• EXCERPTED RECORDS
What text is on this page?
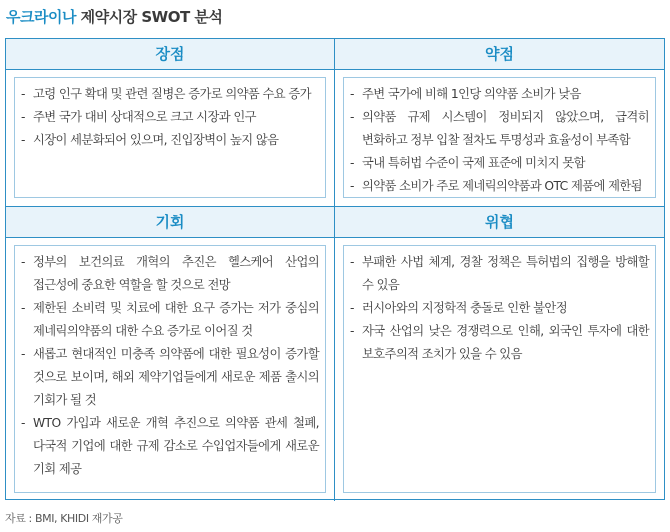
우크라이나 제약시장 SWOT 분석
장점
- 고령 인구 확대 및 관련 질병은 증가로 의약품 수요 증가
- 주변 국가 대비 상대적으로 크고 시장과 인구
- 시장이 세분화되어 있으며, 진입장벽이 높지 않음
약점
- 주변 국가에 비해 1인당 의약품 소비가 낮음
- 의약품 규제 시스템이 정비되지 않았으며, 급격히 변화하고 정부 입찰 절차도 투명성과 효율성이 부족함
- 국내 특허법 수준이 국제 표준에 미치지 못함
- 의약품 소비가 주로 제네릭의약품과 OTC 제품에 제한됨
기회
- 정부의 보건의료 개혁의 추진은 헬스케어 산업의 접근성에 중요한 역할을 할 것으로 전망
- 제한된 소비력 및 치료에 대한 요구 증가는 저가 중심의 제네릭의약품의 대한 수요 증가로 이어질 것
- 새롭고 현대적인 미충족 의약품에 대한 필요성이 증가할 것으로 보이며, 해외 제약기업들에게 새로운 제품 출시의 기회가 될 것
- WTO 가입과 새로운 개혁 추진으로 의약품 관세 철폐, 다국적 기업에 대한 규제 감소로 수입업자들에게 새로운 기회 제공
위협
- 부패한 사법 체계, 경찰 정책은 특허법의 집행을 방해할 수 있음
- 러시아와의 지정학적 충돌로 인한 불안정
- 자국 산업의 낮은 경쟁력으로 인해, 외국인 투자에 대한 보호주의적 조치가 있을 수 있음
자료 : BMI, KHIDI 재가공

==

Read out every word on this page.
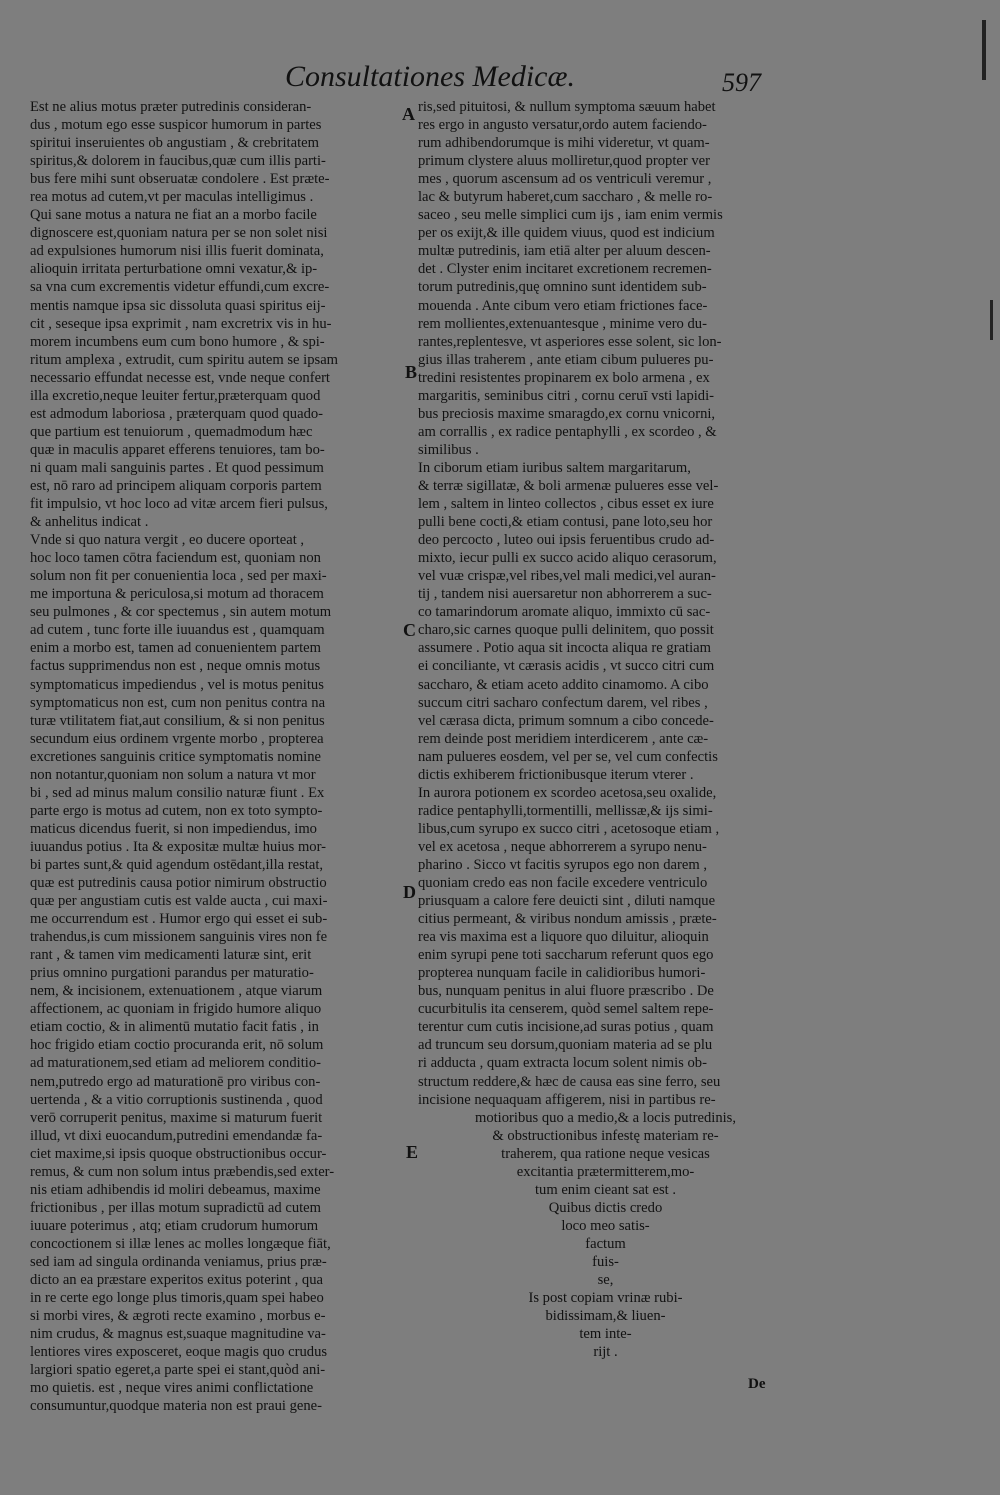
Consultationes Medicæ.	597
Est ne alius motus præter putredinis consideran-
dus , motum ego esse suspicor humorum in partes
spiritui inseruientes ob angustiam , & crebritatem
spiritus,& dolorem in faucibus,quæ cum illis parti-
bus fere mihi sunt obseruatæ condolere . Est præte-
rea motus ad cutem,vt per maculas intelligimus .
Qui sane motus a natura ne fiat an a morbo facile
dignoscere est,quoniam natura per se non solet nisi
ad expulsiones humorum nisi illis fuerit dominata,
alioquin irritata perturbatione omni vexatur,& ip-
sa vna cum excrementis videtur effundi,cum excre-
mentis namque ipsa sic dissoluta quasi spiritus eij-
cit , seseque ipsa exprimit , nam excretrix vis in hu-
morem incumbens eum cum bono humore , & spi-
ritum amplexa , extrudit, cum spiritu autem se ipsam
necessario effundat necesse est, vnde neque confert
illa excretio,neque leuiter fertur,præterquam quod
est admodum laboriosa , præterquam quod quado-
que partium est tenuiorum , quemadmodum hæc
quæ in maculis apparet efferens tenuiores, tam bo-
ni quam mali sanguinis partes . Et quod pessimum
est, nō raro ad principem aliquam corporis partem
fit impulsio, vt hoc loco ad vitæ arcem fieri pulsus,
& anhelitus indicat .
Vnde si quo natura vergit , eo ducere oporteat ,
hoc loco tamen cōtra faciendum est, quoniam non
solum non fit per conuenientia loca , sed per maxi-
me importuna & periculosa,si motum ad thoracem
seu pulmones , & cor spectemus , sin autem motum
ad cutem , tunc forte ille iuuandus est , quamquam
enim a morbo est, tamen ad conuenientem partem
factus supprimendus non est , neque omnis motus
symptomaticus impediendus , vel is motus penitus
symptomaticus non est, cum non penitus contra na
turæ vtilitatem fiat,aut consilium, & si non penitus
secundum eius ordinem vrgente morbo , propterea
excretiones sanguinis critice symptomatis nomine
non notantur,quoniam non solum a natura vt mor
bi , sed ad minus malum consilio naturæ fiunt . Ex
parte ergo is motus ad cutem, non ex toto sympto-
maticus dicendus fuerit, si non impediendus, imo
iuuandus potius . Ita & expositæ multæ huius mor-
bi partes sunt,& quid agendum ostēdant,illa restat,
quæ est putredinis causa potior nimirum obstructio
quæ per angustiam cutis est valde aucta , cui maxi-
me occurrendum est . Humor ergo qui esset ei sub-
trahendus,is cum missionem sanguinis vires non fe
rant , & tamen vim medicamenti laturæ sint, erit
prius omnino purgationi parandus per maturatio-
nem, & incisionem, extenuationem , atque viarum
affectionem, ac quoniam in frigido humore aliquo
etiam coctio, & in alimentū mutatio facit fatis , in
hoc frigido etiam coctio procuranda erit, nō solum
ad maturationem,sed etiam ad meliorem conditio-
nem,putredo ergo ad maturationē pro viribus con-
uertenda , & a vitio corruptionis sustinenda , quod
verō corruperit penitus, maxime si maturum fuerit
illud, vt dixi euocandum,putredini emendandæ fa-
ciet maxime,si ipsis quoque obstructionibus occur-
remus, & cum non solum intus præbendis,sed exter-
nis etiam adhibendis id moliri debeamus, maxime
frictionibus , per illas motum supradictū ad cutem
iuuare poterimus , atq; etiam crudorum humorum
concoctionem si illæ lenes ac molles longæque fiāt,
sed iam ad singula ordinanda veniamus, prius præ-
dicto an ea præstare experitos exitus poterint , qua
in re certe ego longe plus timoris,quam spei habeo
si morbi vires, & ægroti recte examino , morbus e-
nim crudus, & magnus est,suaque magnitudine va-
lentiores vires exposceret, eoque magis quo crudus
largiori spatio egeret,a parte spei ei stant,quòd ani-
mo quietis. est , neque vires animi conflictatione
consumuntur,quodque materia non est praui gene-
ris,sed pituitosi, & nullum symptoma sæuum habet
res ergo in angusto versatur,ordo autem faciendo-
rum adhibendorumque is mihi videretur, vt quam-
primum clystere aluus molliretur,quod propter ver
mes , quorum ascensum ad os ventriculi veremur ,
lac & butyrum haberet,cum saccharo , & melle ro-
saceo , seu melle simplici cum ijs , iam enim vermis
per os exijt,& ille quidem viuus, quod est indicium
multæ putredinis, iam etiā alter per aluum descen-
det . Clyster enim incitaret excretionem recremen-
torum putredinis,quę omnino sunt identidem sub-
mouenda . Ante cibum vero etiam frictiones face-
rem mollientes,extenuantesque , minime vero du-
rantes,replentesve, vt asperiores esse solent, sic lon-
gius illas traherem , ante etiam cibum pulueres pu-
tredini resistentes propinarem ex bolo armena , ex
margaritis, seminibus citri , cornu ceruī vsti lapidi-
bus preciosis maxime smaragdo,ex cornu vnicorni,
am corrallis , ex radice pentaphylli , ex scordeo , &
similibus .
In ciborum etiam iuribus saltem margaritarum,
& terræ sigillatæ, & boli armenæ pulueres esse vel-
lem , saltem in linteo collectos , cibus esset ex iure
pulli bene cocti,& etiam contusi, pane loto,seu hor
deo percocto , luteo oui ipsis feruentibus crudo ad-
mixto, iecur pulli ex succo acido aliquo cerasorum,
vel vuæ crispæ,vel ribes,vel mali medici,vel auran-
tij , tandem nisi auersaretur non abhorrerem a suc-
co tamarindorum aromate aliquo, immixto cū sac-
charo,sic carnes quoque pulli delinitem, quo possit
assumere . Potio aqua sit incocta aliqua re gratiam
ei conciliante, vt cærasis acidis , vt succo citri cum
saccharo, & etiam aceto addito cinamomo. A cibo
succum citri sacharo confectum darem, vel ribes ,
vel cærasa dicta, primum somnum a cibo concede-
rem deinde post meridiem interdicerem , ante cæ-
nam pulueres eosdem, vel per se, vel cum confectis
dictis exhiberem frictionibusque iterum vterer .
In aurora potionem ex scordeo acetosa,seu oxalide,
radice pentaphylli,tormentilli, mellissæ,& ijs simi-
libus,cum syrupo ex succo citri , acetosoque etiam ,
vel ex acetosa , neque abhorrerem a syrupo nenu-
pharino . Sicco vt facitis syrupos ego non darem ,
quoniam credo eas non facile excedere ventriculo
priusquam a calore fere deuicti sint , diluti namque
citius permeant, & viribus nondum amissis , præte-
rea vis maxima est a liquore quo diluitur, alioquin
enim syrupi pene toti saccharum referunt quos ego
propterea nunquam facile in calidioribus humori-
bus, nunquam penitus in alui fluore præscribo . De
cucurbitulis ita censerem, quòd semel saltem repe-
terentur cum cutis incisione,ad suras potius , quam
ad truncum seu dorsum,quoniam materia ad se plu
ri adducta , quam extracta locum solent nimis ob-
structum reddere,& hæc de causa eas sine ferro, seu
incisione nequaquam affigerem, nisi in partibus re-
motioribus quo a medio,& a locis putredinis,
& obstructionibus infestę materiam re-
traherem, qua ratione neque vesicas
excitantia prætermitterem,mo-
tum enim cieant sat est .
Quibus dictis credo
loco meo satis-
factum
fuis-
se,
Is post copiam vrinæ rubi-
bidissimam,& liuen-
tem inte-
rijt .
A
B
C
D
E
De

• EXERCISE DIRECTIONS
Go over the data above and copy every line that has the word "this" in it.

• TASK RESPONSE
What text is on this page?
Read out every word on this page.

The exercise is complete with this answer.